> **Written instruction**: Print the records again, character for character.

> **Data section**:
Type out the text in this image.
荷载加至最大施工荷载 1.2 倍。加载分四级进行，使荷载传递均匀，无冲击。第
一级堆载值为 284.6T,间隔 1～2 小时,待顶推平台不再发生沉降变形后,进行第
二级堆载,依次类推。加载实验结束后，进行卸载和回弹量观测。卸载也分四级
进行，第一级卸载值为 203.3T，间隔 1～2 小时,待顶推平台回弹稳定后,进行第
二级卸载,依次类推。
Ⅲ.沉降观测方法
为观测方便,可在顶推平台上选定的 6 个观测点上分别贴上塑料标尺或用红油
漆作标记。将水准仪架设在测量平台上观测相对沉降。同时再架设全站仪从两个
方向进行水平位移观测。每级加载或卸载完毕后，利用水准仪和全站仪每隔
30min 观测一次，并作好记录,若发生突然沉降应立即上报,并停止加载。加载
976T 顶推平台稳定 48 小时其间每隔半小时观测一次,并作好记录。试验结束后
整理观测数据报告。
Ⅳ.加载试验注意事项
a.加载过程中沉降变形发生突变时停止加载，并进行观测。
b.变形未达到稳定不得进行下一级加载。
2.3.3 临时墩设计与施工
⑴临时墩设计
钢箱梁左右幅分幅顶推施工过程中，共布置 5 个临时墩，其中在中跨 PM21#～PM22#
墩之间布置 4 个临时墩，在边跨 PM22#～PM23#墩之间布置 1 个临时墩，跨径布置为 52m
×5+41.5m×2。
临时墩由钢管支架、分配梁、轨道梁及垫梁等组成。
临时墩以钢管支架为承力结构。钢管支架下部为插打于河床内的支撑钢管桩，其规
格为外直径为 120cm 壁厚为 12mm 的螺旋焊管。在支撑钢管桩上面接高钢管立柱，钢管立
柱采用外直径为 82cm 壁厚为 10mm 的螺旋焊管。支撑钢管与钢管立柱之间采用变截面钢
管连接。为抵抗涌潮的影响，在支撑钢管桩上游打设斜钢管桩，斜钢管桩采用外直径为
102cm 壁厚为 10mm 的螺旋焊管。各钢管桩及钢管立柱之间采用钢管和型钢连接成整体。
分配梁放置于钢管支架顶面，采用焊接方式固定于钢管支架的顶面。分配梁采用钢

> **Exercise response**:
Type out the text in this image.
荷载加至最大施工荷载 1.2 倍。加载分四级进行，使荷载传递均匀，无冲击。第
一级堆载值为 284.6T,间隔 1～2 小时,待顶推平台不再发生沉降变形后,进行第
二级堆载,依次类推。加载实验结束后，进行卸载和回弹量观测。卸载也分四级
进行，第一级卸载值为 203.3T，间隔 1～2 小时,待顶推平台回弹稳定后,进行第
二级卸载,依次类推。
Ⅲ.沉降观测方法
为观测方便,可在顶推平台上选定的 6 个观测点上分别贴上塑料标尺或用红油
漆作标记。将水准仪架设在测量平台上观测相对沉降。同时再架设全站仪从两个
方向进行水平位移观测。每级加载或卸载完毕后，利用水准仪和全站仪每隔
30min 观测一次，并作好记录,若发生突然沉降应立即上报,并停止加载。加载
976T 顶推平台稳定 48 小时其间每隔半小时观测一次,并作好记录。试验结束后
整理观测数据报告。
Ⅳ.加载试验注意事项
a.加载过程中沉降变形发生突变时停止加载，并进行观测。
b.变形未达到稳定不得进行下一级加载。
2.3.3 临时墩设计与施工
⑴临时墩设计
钢箱梁左右幅分幅顶推施工过程中，共布置 5 个临时墩，其中在中跨 PM21#～PM22#
墩之间布置 4 个临时墩，在边跨 PM22#～PM23#墩之间布置 1 个临时墩，跨径布置为 52m
×5+41.5m×2。
临时墩由钢管支架、分配梁、轨道梁及垫梁等组成。
临时墩以钢管支架为承力结构。钢管支架下部为插打于河床内的支撑钢管桩，其规
格为外直径为 120cm 壁厚为 12mm 的螺旋焊管。在支撑钢管桩上面接高钢管立柱，钢管立
柱采用外直径为 82cm 壁厚为 10mm 的螺旋焊管。支撑钢管与钢管立柱之间采用变截面钢
管连接。为抵抗涌潮的影响，在支撑钢管桩上游打设斜钢管桩，斜钢管桩采用外直径为
102cm 壁厚为 10mm 的螺旋焊管。各钢管桩及钢管立柱之间采用钢管和型钢连接成整体。
分配梁放置于钢管支架顶面，采用焊接方式固定于钢管支架的顶面。分配梁采用钢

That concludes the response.